● **Your objective**: The records below hold pictures; please leave those out and retype the rest exactly.

● **Raw data**:
((

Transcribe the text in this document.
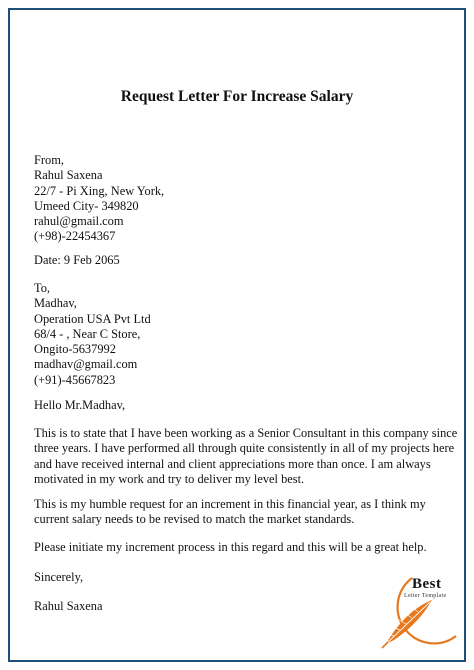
Request Letter For Increase Salary
From,
Rahul Saxena
22/7 - Pi Xing, New York,
Umeed City- 349820
rahul@gmail.com
(+98)-22454367
Date: 9 Feb 2065
To,
Madhav,
Operation USA Pvt Ltd
68/4 - , Near C Store,
Ongito-5637992
madhav@gmail.com
(+91)-45667823
Hello Mr.Madhav,
This is to state that I have been working as a Senior Consultant in this company since
three years. I have performed all through quite consistently in all of my projects here
and have received internal and client appreciations more than once. I am always
motivated in my work and try to deliver my level best.
This is my humble request for an increment in this financial year, as I think my
current salary needs to be revised to match the market standards.
Please initiate my increment process in this regard and this will be a great help.
Sincerely,
Rahul Saxena
Best
Letter Template
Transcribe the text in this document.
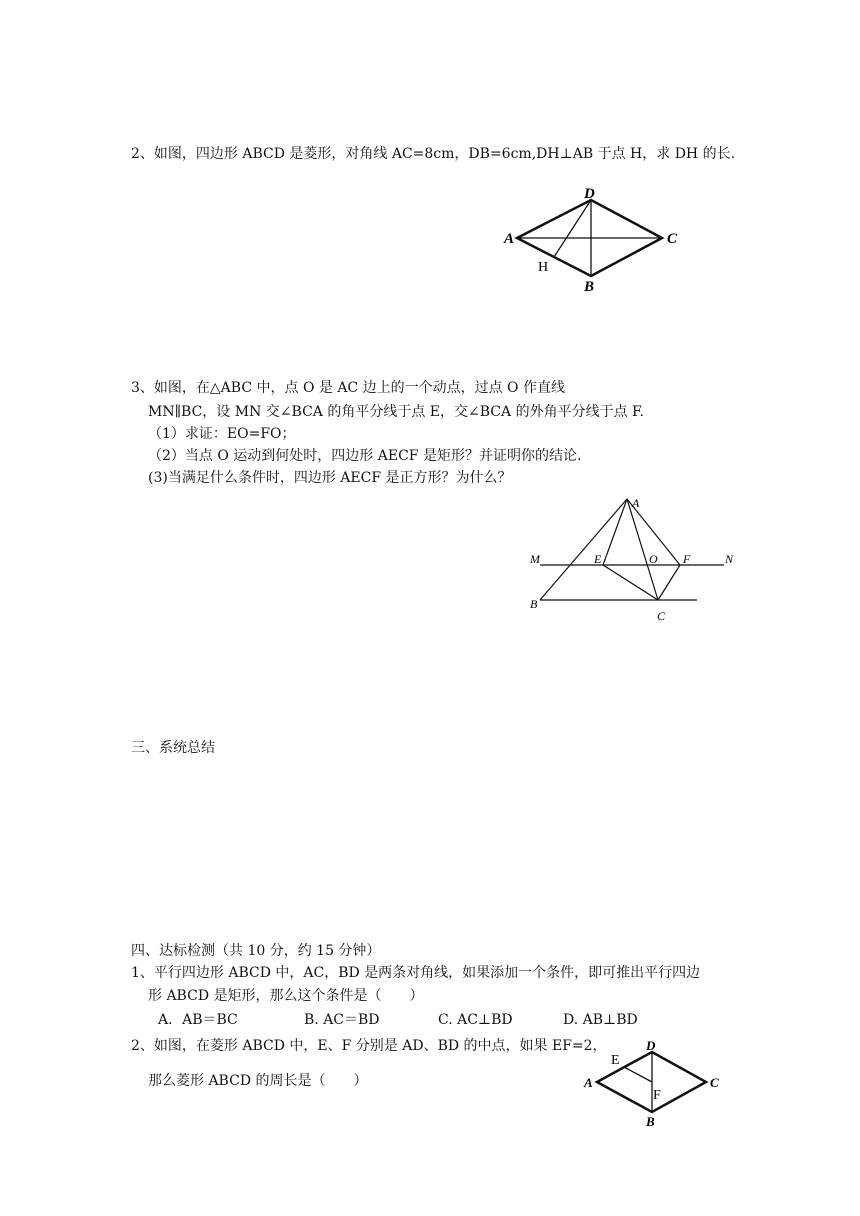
2、如图，四边形 ABCD 是菱形，对角线 AC=8cm，DB=6cm,DH⊥AB 于点 H，求 DH 的长.
D
A	C
B
H
3、如图，在△ABC 中，点 O 是 AC 边上的一个动点，过点 O 作直线
MN∥BC，设 MN 交∠BCA 的角平分线于点 E，交∠BCA 的外角平分线于点 F.
（1）求证：EO=FO；
（2）当点 O 运动到何处时，四边形 AECF 是矩形？并证明你的结论.
(3)当满足什么条件时，四边形 AECF 是正方形？为什么？
A
M	E	O F	N
B
C
三、系统总结
四、达标检测（共 10 分，约 15 分钟）
1、平行四边形 ABCD 中，AC，BD 是两条对角线，如果添加一个条件，即可推出平行四边
形 ABCD 是矩形，那么这个条件是（　　）
A．AB＝BC	B. AC＝BD	C. AC⊥BD	D. AB⊥BD
2、如图，在菱形 ABCD 中，E、F 分别是 AD、BD 的中点，如果 EF=2，
那么菱形 ABCD 的周长是（　　）
D
E
A	C
F
B
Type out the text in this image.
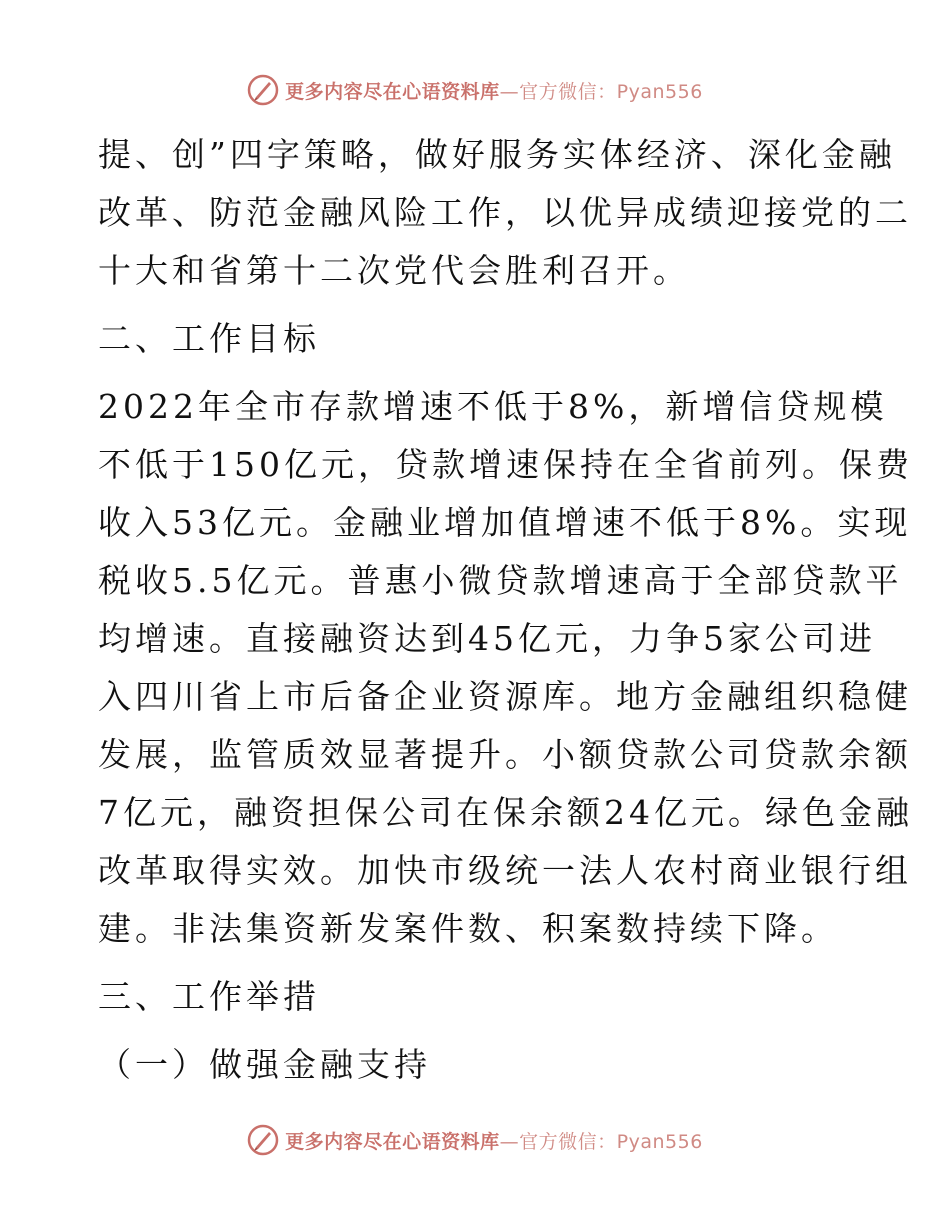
更多内容尽在心语资料库—官方微信：Pyan556
提、创”四字策略，做好服务实体经济、深化金融
改革、防范金融风险工作，以优异成绩迎接党的二
十大和省第十二次党代会胜利召开。
二、工作目标
2022年全市存款增速不低于8%，新增信贷规模
不低于150亿元，贷款增速保持在全省前列。保费
收入53亿元。金融业增加值增速不低于8%。实现
税收5.5亿元。普惠小微贷款增速高于全部贷款平
均增速。直接融资达到45亿元，力争5家公司进
入四川省上市后备企业资源库。地方金融组织稳健
发展，监管质效显著提升。小额贷款公司贷款余额
7亿元，融资担保公司在保余额24亿元。绿色金融
改革取得实效。加快市级统一法人农村商业银行组
建。非法集资新发案件数、积案数持续下降。
三、工作举措
（一）做强金融支持
更多内容尽在心语资料库—官方微信：Pyan556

))

● **Correct answer**:
Transcribe the text in this document.
Request Letter For Increase Salary
From,
Rahul Saxena
22/7 - Pi Xing, New York,
Umeed City- 349820
rahul@gmail.com
(+98)-22454367
Date: 9 Feb 2065
To,
Madhav,
Operation USA Pvt Ltd
68/4 - , Near C Store,
Ongito-5637992
madhav@gmail.com
(+91)-45667823
Hello Mr.Madhav,
This is to state that I have been working as a Senior Consultant in this company since
three years. I have performed all through quite consistently in all of my projects here
and have received internal and client appreciations more than once. I am always
motivated in my work and try to deliver my level best.
This is my humble request for an increment in this financial year, as I think my
current salary needs to be revised to match the market standards.
Please initiate my increment process in this regard and this will be a great help.
Sincerely,
Rahul Saxena
Best
Letter Template
Transcribe the text in this document.
2、如图，四边形 ABCD 是菱形，对角线 AC=8cm，DB=6cm,DH⊥AB 于点 H，求 DH 的长.
D
A	C
B
H
3、如图，在△ABC 中，点 O 是 AC 边上的一个动点，过点 O 作直线
MN∥BC，设 MN 交∠BCA 的角平分线于点 E，交∠BCA 的外角平分线于点 F.
（1）求证：EO=FO；
（2）当点 O 运动到何处时，四边形 AECF 是矩形？并证明你的结论.
(3)当满足什么条件时，四边形 AECF 是正方形？为什么？
A
M	E	O F	N
B
C
三、系统总结
四、达标检测（共 10 分，约 15 分钟）
1、平行四边形 ABCD 中，AC，BD 是两条对角线，如果添加一个条件，即可推出平行四边
形 ABCD 是矩形，那么这个条件是（　　）
A．AB＝BC	B. AC＝BD	C. AC⊥BD	D. AB⊥BD
2、如图，在菱形 ABCD 中，E、F 分别是 AD、BD 的中点，如果 EF=2，
那么菱形 ABCD 的周长是（　　）
D
E
A	C
F
B
Type out the text in this image.
更多内容尽在心语资料库—官方微信：Pyan556
提、创”四字策略，做好服务实体经济、深化金融
改革、防范金融风险工作，以优异成绩迎接党的二
十大和省第十二次党代会胜利召开。
二、工作目标
2022年全市存款增速不低于8%，新增信贷规模
不低于150亿元，贷款增速保持在全省前列。保费
收入53亿元。金融业增加值增速不低于8%。实现
税收5.5亿元。普惠小微贷款增速高于全部贷款平
均增速。直接融资达到45亿元，力争5家公司进
入四川省上市后备企业资源库。地方金融组织稳健
发展，监管质效显著提升。小额贷款公司贷款余额
7亿元，融资担保公司在保余额24亿元。绿色金融
改革取得实效。加快市级统一法人农村商业银行组
建。非法集资新发案件数、积案数持续下降。
三、工作举措
（一）做强金融支持
更多内容尽在心语资料库—官方微信：Pyan556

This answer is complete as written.